**Work to complete**. Search the data for the word "ahora" and copy every line where it occurs.

Collection entries
..............................

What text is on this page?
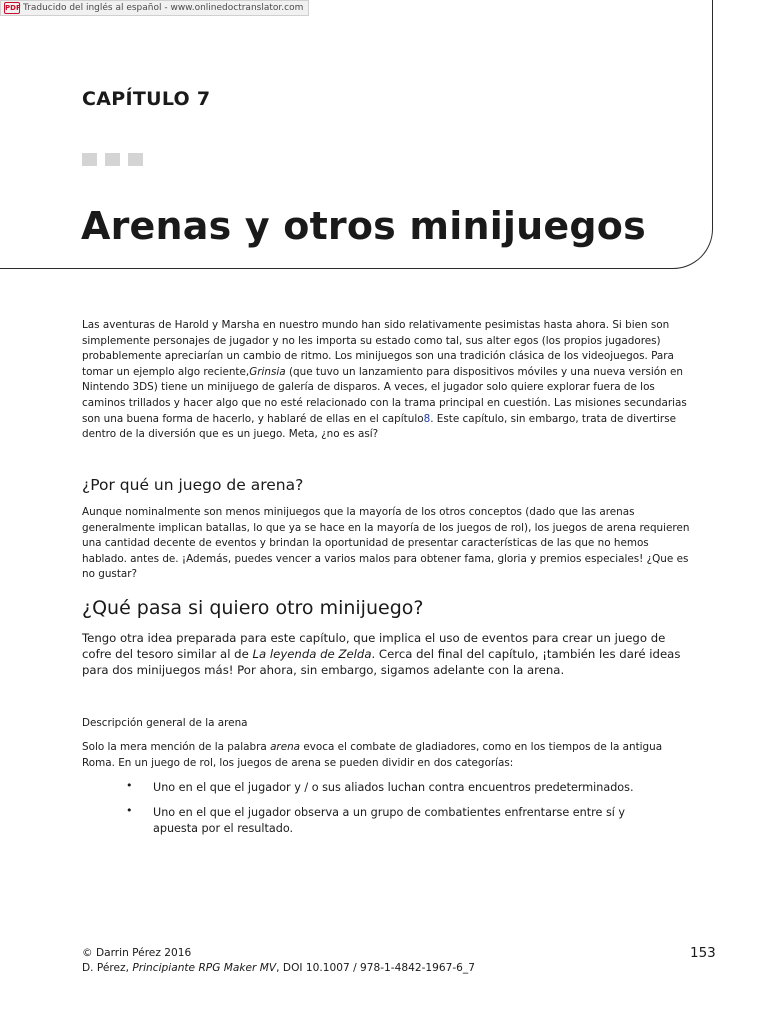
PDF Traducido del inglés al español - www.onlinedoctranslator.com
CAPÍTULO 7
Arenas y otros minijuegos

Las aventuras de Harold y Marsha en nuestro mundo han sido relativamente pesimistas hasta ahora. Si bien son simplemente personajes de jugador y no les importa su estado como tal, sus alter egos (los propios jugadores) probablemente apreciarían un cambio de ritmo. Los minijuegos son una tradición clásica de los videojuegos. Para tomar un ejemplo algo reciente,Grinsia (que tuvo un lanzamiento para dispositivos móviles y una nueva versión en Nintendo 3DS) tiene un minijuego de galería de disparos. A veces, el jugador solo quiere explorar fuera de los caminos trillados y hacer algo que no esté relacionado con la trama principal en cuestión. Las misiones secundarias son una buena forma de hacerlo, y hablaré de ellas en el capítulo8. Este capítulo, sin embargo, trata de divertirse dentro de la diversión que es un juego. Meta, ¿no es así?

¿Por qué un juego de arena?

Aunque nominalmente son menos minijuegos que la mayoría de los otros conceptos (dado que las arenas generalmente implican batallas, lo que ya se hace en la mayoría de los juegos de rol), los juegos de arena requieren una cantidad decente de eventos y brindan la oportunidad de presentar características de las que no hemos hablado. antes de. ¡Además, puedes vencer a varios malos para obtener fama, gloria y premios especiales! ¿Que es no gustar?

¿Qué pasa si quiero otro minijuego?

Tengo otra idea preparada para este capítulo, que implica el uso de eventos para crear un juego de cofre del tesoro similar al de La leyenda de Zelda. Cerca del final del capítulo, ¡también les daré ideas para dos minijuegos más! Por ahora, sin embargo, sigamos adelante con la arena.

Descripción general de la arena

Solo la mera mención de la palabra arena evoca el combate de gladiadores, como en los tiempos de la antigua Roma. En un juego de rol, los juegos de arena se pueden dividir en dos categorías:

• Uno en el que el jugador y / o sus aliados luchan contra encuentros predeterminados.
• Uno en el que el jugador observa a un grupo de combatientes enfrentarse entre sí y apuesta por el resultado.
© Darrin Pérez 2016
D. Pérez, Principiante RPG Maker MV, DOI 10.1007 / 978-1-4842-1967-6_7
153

..............................

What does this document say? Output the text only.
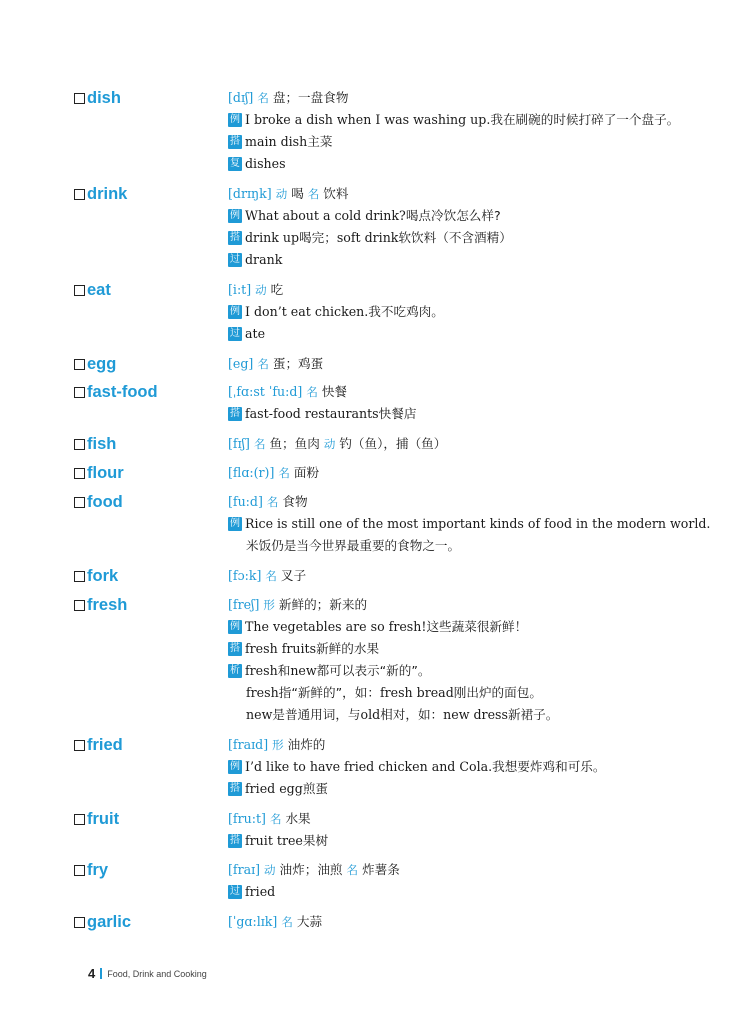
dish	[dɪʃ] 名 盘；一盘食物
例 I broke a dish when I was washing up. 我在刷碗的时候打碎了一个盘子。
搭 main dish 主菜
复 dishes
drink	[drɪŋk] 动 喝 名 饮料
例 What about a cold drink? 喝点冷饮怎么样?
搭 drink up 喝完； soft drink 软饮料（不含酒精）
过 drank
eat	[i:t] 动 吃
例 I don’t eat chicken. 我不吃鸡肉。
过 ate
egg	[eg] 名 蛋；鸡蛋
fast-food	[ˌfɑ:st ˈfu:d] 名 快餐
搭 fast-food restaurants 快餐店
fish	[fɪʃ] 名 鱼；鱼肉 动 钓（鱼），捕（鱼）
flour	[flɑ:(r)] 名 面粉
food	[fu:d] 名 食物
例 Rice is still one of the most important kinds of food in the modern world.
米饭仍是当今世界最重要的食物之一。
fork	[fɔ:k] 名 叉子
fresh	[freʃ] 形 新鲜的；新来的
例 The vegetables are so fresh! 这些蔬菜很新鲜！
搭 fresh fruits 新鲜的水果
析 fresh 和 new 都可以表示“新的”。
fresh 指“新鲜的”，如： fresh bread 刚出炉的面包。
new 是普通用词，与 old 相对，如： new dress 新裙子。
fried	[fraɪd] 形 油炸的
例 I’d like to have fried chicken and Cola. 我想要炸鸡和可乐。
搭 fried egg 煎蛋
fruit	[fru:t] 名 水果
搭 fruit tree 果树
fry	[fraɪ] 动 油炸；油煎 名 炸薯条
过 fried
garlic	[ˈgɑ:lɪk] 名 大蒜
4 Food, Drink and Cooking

..............................

**Correct result**.
Las aventuras de Harold y Marsha en nuestro mundo han sido relativamente pesimistas hasta ahora. Si bien son simplemente personajes de jugador y no les importa su estado como tal, sus alter egos (los propios jugadores) probablemente apreciarían un cambio de ritmo. Los minijuegos son una tradición clásica de los videojuegos. Para tomar un ejemplo algo reciente,Grinsia (que tuvo un lanzamiento para dispositivos móviles y una nueva versión en Nintendo 3DS) tiene un minijuego de galería de disparos. A veces, el jugador solo quiere explorar fuera de los caminos trillados y hacer algo que no esté relacionado con la trama principal en cuestión. Las misiones secundarias son una buena forma de hacerlo, y hablaré de ellas en el capítulo8. Este capítulo, sin embargo, trata de divertirse dentro de la diversión que es un juego. Meta, ¿no es así?
Tengo otra idea preparada para este capítulo, que implica el uso de eventos para crear un juego de cofre del tesoro similar al de La leyenda de Zelda. Cerca del final del capítulo, ¡también les daré ideas para dos minijuegos más! Por ahora, sin embargo, sigamos adelante con la arena.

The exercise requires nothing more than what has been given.